### EXERCISE PROMPT
Locate the word "text" in the data below, then copy every line that holds it.

* Start GIVEN DATA *

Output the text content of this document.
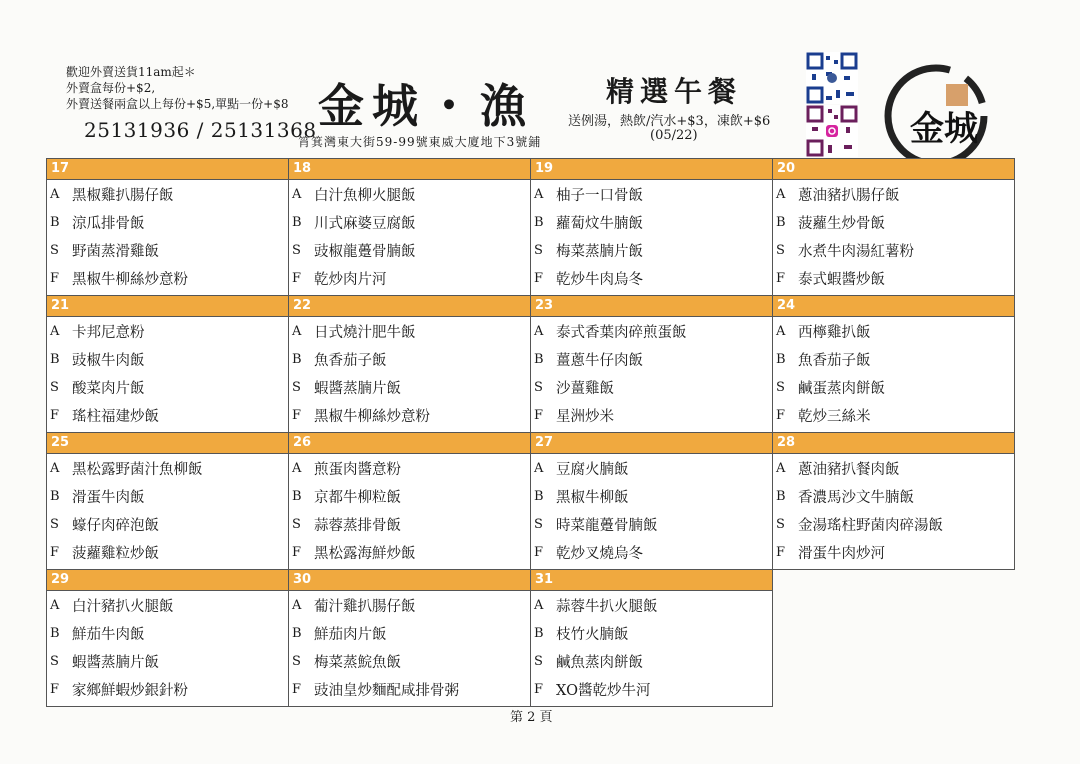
歡迎外賣送貨11am起＊
外賣盒每份+$2,
外賣送餐兩盒以上每份+$5,單點一份+$8
25131936 / 25131368 金城・漁
筲箕灣東大街59-99號東威大廈地下3號鋪
精選午餐
送例湯，熱飲/汽水+$3，凍飲+$6
(05/22)	金城
17
A 黑椒雞扒腸仔飯
B 涼瓜排骨飯
S 野菌蒸滑雞飯
F 黑椒牛柳絲炒意粉
18
A 白汁魚柳火腿飯
B 川式麻婆豆腐飯
S 豉椒龍躉骨腩飯
F 乾炒肉片河
19
A 柚子一口骨飯
B 蘿蔔炆牛腩飯
S 梅菜蒸腩片飯
F 乾炒牛肉烏冬
20
A 蔥油豬扒腸仔飯
B 菠蘿生炒骨飯
S 水煮牛肉湯紅薯粉
F 泰式蝦醬炒飯
21
A 卡邦尼意粉
B 豉椒牛肉飯
S 酸菜肉片飯
F 瑤柱福建炒飯
22
A 日式燒汁肥牛飯
B 魚香茄子飯
S 蝦醬蒸腩片飯
F 黑椒牛柳絲炒意粉
23
A 泰式香葉肉碎煎蛋飯
B 薑蔥牛仔肉飯
S 沙薑雞飯
F 星洲炒米
24
A 西檸雞扒飯
B 魚香茄子飯
S 鹹蛋蒸肉餅飯
F 乾炒三絲米
25
A 黑松露野菌汁魚柳飯
B 滑蛋牛肉飯
S 蠔仔肉碎泡飯
F 菠蘿雞粒炒飯
26
A 煎蛋肉醬意粉
B 京都牛柳粒飯
S 蒜蓉蒸排骨飯
F 黑松露海鮮炒飯
27
A 豆腐火腩飯
B 黑椒牛柳飯
S 時菜龍躉骨腩飯
F 乾炒叉燒烏冬
28
A 蔥油豬扒餐肉飯
B 香濃馬沙文牛腩飯
S 金湯瑤柱野菌肉碎湯飯
F 滑蛋牛肉炒河
29
A 白汁豬扒火腿飯
B 鮮茄牛肉飯
S 蝦醬蒸腩片飯
F 家鄉鮮蝦炒銀針粉
30
A 葡汁雞扒腸仔飯
B 鮮茄肉片飯
S 梅菜蒸鯇魚飯
F 豉油皇炒麵配咸排骨粥
31
A 蒜蓉牛扒火腿飯
B 枝竹火腩飯
S 鹹魚蒸肉餅飯
F XO醬乾炒牛河
第 2 頁
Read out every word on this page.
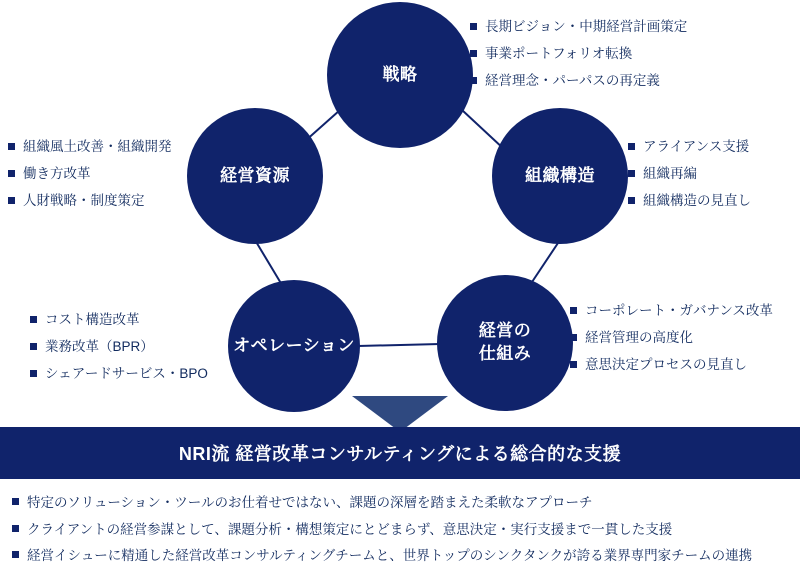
戦略
経営資源	組織構造
オペレーション
経営の
仕組み
長期ビジョン・中期経営計画策定
事業ポートフォリオ転換
経営理念・パーパスの再定義
アライアンス支援
組織再編
組織構造の見直し
組織風土改善・組織開発
働き方改革
人財戦略・制度策定
コスト構造改革
業務改革（BPR）
シェアードサービス・BPO
コーポレート・ガバナンス改革
経営管理の高度化
意思決定プロセスの見直し
NRI流 経営改革コンサルティングによる総合的な支援
特定のソリューション・ツールのお仕着せではない、課題の深層を踏まえた柔軟なアプローチ
クライアントの経営参謀として、課題分析・構想策定にとどまらず、意思決定・実行支援まで一貫した支援
経営イシューに精通した経営改革コンサルティングチームと、世界トップのシンクタンクが誇る業界専門家チームの連携
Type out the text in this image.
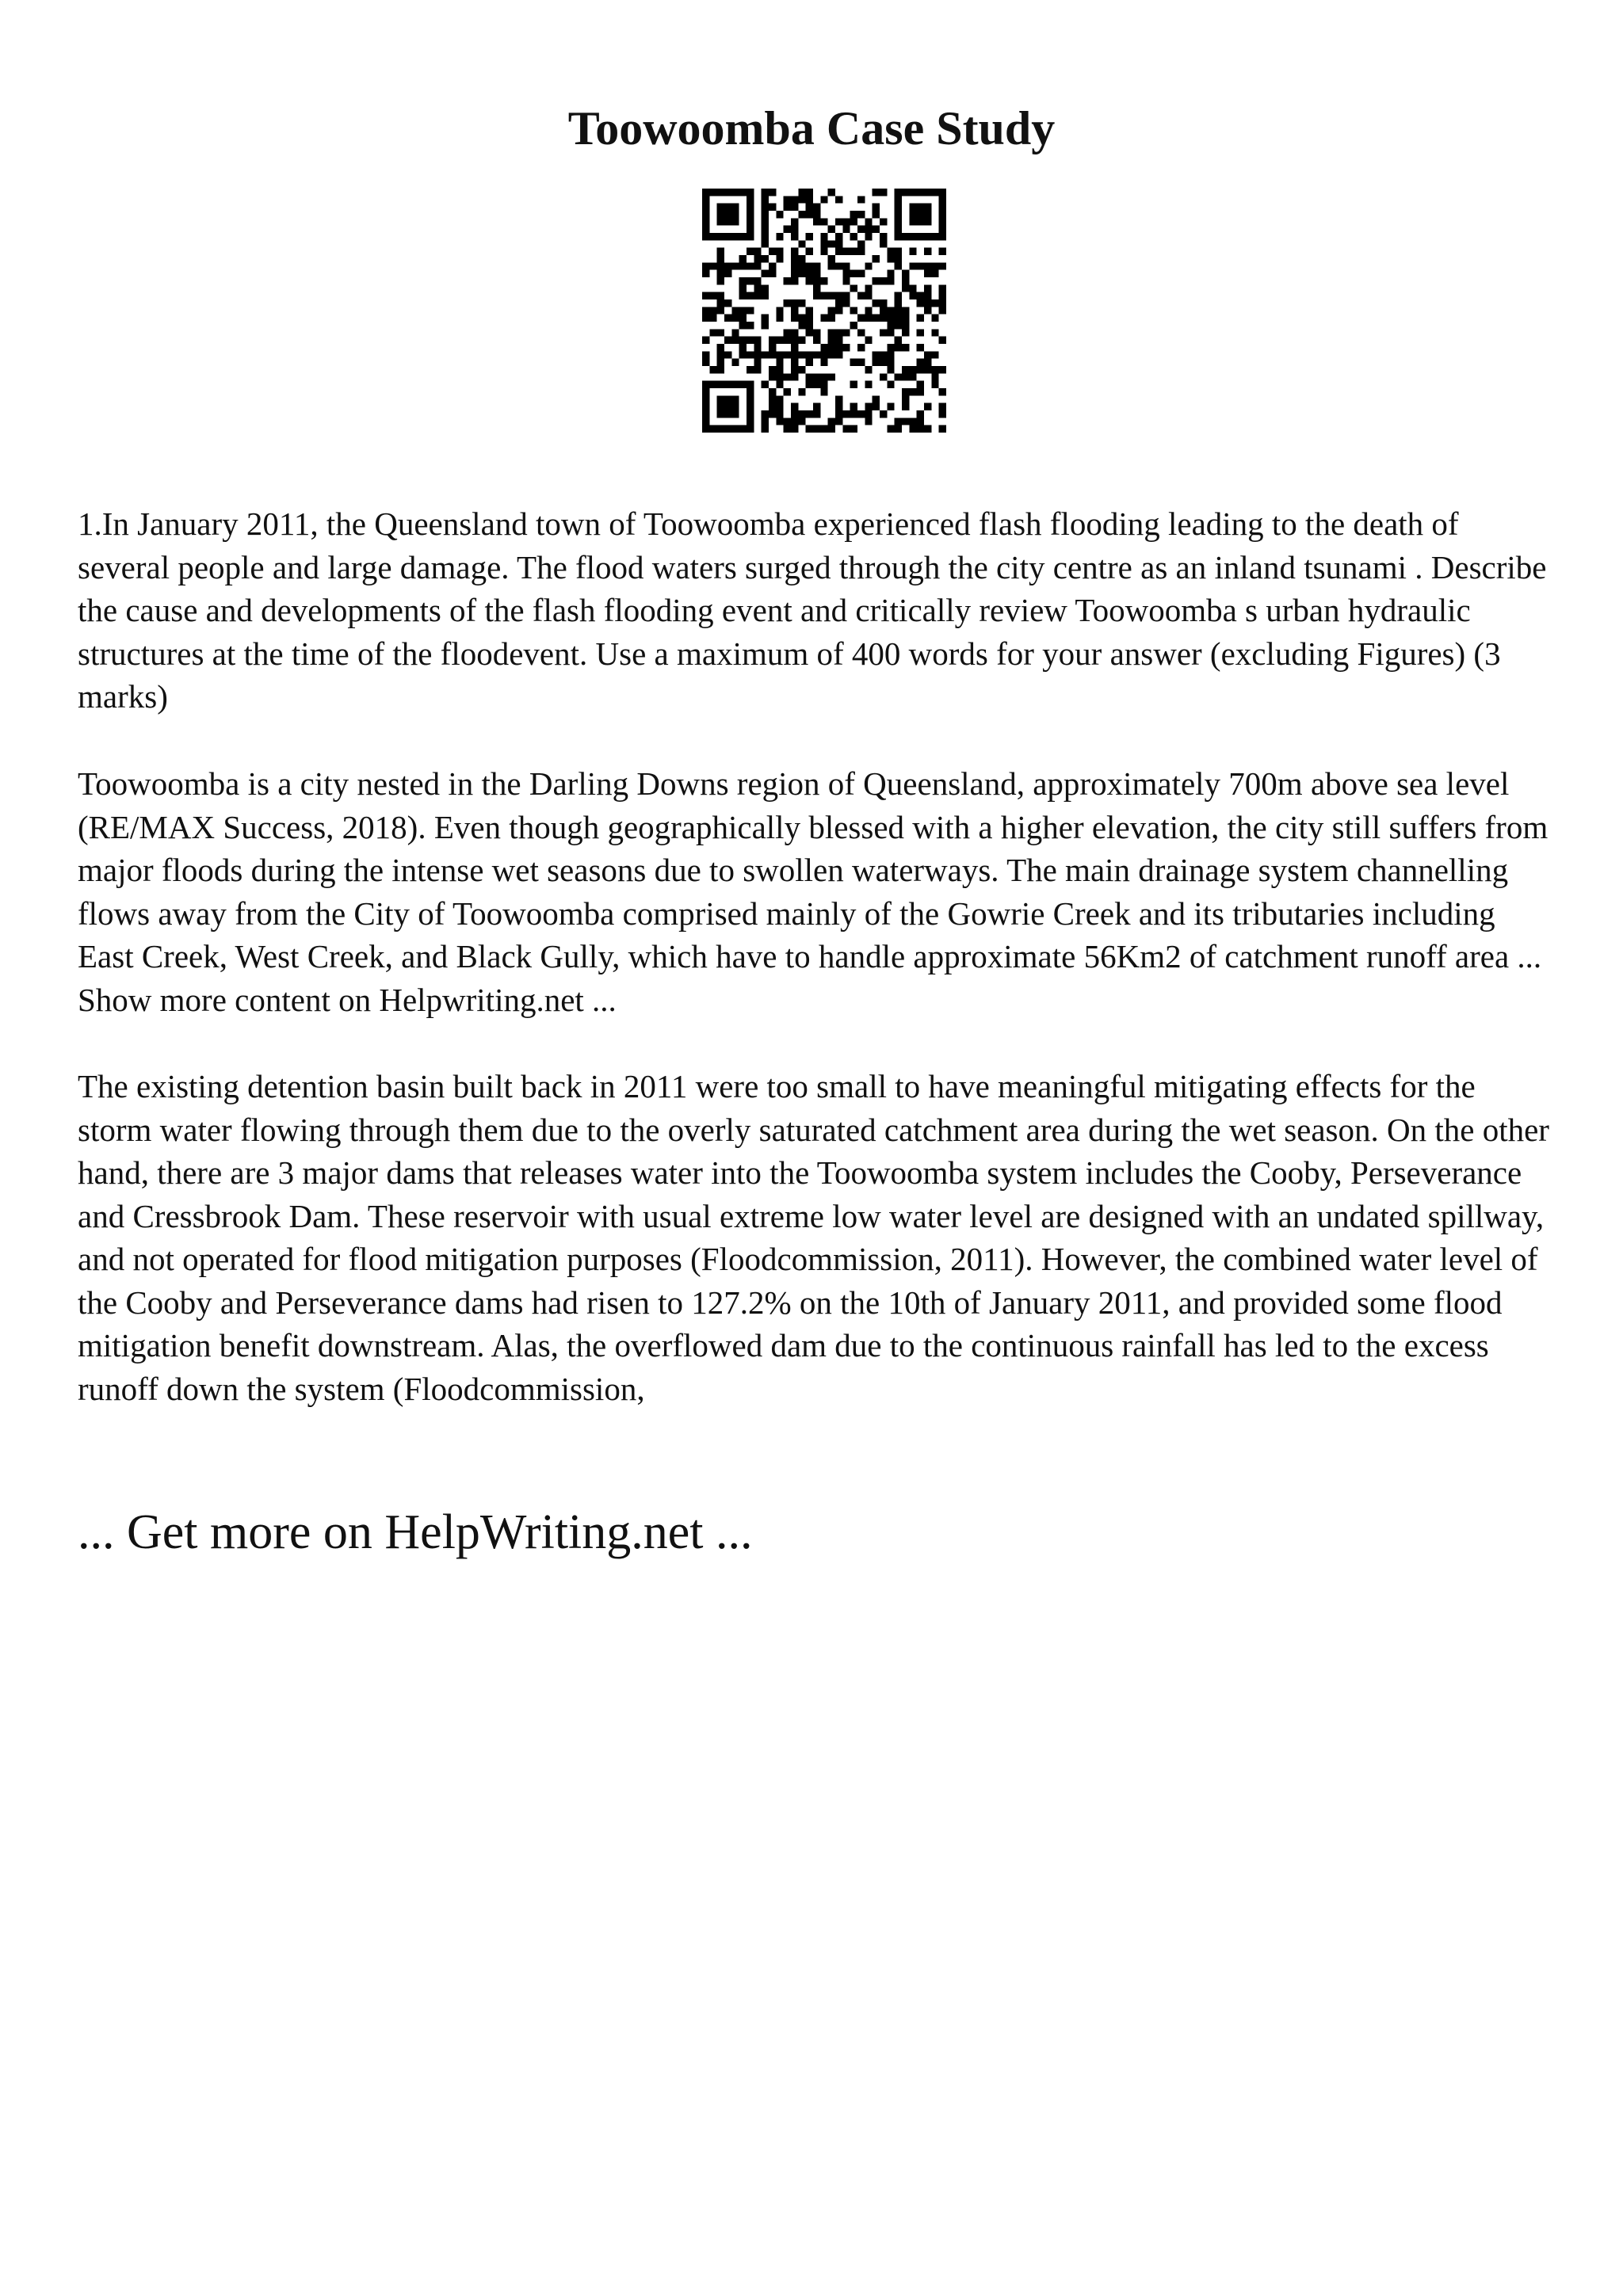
Toowoomba Case Study

1.In January 2011, the Queensland town of Toowoomba experienced flash flooding leading to the death of several people and large damage. The flood waters surged through the city centre as an inland tsunami . Describe the cause and developments of the flash flooding event and critically review Toowoomba s urban hydraulic structures at the time of the floodevent. Use a maximum of 400 words for your answer (excluding Figures) (3 marks)

Toowoomba is a city nested in the Darling Downs region of Queensland, approximately 700m above sea level (RE/MAX Success, 2018). Even though geographically blessed with a higher elevation, the city still suffers from major floods during the intense wet seasons due to swollen waterways. The main drainage system channelling flows away from the City of Toowoomba comprised mainly of the Gowrie Creek and its tributaries including East Creek, West Creek, and Black Gully, which have to handle approximate 56Km2 of catchment runoff area ... Show more content on Helpwriting.net ...

The existing detention basin built back in 2011 were too small to have meaningful mitigating effects for the storm water flowing through them due to the overly saturated catchment area during the wet season. On the other hand, there are 3 major dams that releases water into the Toowoomba system includes the Cooby, Perseverance and Cressbrook Dam. These reservoir with usual extreme low water level are designed with an undated spillway, and not operated for flood mitigation purposes (Floodcommission, 2011). However, the combined water level of the Cooby and Perseverance dams had risen to 127.2% on the 10th of January 2011, and provided some flood mitigation benefit downstream. Alas, the overflowed dam due to the continuous rainfall has led to the excess runoff down the system (Floodcommission,

... Get more on HelpWriting.net ...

* End GIVEN DATA *

### RESULT FOR THIS TASK
Output the text content of this document.
Type out the text in this image.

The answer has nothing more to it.